[BEGIN Supplied material]
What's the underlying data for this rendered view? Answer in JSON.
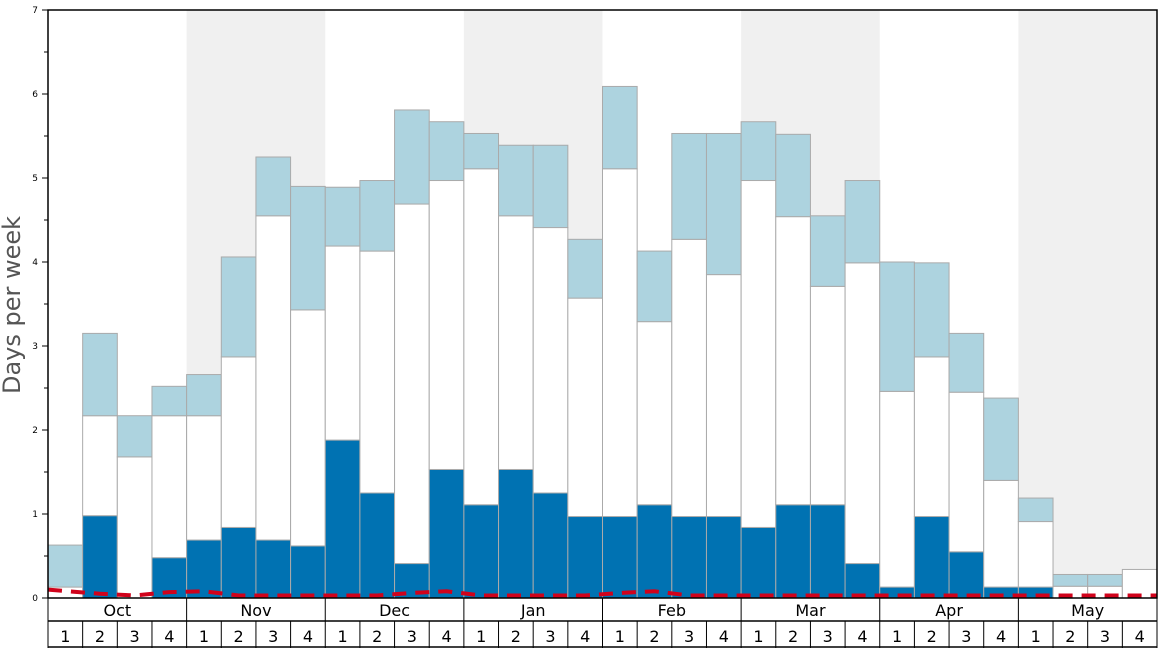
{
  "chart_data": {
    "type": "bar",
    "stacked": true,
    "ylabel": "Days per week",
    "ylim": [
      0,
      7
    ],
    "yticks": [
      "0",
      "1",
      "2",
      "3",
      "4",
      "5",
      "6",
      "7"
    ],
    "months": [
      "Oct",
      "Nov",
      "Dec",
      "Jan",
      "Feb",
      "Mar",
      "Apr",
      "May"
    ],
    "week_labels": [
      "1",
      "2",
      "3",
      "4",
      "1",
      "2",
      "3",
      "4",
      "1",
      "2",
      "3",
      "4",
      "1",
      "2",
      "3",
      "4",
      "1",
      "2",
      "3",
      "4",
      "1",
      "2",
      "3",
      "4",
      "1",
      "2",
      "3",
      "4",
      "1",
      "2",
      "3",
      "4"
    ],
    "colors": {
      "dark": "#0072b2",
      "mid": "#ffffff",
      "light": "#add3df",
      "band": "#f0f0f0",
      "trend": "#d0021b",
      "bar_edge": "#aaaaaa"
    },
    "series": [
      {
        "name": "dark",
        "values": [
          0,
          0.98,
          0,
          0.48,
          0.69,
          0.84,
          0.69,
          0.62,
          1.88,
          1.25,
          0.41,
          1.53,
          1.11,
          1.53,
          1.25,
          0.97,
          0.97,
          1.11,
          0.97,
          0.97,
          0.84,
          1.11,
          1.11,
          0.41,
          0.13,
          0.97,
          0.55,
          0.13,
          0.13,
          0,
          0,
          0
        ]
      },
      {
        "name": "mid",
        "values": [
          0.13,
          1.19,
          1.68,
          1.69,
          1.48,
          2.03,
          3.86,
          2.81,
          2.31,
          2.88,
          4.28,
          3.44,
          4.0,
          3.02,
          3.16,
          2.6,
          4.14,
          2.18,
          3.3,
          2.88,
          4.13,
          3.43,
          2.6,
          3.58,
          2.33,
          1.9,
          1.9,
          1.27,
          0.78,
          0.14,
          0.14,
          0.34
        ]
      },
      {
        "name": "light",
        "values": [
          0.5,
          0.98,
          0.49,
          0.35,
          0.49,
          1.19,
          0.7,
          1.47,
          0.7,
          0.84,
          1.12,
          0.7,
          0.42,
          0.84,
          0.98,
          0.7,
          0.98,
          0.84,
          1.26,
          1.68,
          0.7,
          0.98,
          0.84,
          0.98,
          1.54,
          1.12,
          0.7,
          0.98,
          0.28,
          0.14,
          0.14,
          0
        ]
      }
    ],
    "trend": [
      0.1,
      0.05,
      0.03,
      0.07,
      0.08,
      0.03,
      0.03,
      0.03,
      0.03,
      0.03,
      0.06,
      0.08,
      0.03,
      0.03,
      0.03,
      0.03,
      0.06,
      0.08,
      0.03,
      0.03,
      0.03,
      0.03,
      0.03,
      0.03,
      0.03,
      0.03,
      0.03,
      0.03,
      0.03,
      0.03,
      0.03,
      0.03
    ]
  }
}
[END Supplied material]
[BEGIN Supplied material]
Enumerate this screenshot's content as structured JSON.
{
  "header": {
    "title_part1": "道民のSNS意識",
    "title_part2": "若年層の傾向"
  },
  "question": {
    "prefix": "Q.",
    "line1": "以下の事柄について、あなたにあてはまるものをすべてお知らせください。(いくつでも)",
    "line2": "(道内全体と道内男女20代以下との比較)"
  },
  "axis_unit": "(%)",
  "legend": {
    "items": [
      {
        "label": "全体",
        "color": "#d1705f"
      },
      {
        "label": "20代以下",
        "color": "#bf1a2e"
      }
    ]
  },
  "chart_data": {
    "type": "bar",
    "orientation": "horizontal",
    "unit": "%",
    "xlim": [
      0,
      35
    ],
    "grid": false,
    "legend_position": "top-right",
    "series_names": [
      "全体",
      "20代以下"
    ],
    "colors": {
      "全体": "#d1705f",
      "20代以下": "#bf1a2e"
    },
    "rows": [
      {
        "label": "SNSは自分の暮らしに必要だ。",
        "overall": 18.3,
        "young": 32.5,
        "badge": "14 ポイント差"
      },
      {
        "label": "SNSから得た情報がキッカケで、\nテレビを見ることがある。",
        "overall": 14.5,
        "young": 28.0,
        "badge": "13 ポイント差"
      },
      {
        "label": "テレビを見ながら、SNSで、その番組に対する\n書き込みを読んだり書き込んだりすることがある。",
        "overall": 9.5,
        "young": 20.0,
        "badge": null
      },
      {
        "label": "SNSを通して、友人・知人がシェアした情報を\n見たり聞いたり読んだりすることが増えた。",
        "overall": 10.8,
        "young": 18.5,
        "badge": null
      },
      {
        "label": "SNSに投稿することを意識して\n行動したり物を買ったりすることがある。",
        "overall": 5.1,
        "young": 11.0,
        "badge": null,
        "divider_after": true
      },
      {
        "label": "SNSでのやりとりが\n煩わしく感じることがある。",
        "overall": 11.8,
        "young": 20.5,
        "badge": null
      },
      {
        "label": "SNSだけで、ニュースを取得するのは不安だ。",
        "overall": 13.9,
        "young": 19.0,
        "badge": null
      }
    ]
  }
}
[END Supplied material]
[BEGIN Supplied material]
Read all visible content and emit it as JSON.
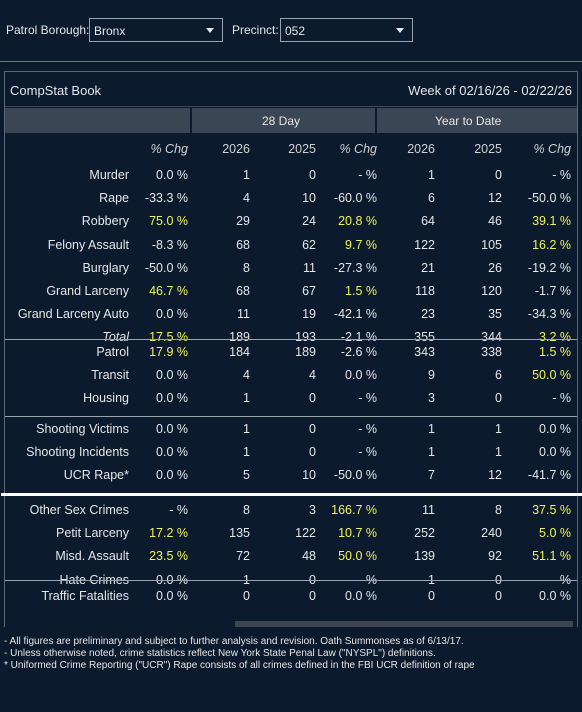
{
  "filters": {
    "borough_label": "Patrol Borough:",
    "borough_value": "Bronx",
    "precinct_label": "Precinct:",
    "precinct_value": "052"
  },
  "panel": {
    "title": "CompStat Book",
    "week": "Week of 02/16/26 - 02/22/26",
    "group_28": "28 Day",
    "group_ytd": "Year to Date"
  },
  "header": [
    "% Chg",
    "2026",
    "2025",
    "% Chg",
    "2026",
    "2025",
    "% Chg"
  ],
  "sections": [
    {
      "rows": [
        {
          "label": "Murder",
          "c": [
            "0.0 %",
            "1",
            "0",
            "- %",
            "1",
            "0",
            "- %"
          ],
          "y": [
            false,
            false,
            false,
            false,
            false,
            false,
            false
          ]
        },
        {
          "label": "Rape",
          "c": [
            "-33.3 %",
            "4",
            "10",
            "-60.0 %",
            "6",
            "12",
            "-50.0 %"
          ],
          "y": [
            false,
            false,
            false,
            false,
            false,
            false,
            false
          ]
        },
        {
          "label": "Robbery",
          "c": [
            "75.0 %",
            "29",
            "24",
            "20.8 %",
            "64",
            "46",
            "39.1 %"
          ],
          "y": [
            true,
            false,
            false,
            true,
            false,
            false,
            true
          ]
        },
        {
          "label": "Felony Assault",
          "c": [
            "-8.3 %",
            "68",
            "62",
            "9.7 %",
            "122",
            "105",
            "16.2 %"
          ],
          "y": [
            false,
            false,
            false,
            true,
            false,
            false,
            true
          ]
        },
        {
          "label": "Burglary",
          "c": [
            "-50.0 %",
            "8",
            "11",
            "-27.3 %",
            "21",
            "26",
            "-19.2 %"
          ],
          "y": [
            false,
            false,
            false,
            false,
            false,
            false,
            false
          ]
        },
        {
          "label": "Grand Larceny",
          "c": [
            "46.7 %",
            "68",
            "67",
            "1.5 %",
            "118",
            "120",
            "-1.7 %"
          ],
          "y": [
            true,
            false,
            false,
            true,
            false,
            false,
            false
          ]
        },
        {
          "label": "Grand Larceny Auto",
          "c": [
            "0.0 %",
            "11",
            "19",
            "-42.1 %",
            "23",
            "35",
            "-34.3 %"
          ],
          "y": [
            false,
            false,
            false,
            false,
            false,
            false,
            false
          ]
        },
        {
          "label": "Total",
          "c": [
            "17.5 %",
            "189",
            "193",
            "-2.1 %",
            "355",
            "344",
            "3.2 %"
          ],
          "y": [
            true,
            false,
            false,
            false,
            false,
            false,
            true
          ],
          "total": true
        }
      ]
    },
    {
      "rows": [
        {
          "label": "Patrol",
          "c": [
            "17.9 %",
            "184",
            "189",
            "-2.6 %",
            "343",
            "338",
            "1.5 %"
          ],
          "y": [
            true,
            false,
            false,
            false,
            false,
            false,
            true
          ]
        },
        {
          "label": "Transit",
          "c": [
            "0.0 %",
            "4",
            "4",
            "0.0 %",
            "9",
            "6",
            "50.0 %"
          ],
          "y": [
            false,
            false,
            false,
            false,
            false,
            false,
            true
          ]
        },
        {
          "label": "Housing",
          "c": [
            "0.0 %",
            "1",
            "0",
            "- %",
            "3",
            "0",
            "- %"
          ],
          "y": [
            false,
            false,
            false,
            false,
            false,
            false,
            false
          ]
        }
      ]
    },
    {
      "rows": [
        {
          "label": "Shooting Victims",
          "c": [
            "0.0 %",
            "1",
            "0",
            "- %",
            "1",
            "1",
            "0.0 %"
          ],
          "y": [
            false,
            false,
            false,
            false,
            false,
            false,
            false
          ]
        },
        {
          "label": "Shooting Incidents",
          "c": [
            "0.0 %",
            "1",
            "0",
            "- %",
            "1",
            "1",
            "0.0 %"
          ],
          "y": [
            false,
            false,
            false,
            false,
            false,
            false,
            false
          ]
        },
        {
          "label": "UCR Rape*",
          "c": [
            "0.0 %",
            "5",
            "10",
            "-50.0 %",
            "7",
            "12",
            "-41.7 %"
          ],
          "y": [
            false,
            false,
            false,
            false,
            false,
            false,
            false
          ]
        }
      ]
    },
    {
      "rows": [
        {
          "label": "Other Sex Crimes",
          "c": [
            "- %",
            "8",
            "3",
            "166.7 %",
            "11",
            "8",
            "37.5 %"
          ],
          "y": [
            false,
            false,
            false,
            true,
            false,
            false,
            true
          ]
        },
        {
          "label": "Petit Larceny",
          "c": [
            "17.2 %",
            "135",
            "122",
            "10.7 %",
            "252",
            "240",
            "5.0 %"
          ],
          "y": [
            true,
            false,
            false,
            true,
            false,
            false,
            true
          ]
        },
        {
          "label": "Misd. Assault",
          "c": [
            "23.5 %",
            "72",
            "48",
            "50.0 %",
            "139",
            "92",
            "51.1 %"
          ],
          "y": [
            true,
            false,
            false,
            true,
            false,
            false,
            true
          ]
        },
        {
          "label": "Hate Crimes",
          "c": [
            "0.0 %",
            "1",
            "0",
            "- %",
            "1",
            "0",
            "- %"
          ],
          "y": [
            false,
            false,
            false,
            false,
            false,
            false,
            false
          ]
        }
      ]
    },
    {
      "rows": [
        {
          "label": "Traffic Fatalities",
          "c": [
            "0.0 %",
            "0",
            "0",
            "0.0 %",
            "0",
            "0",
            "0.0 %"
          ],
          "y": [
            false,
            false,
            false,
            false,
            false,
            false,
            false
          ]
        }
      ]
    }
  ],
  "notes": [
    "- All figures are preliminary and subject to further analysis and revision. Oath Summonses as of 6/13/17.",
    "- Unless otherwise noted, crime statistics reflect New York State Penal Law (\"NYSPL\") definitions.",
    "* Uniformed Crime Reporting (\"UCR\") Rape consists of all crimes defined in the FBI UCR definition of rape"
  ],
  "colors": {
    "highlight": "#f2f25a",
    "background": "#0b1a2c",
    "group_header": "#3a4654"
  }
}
[END Supplied material]
▸ Given problem:
Determine the number of lines in the entries above where the string "Rape" appears. Answer with the number alone.

▸ Task response:
3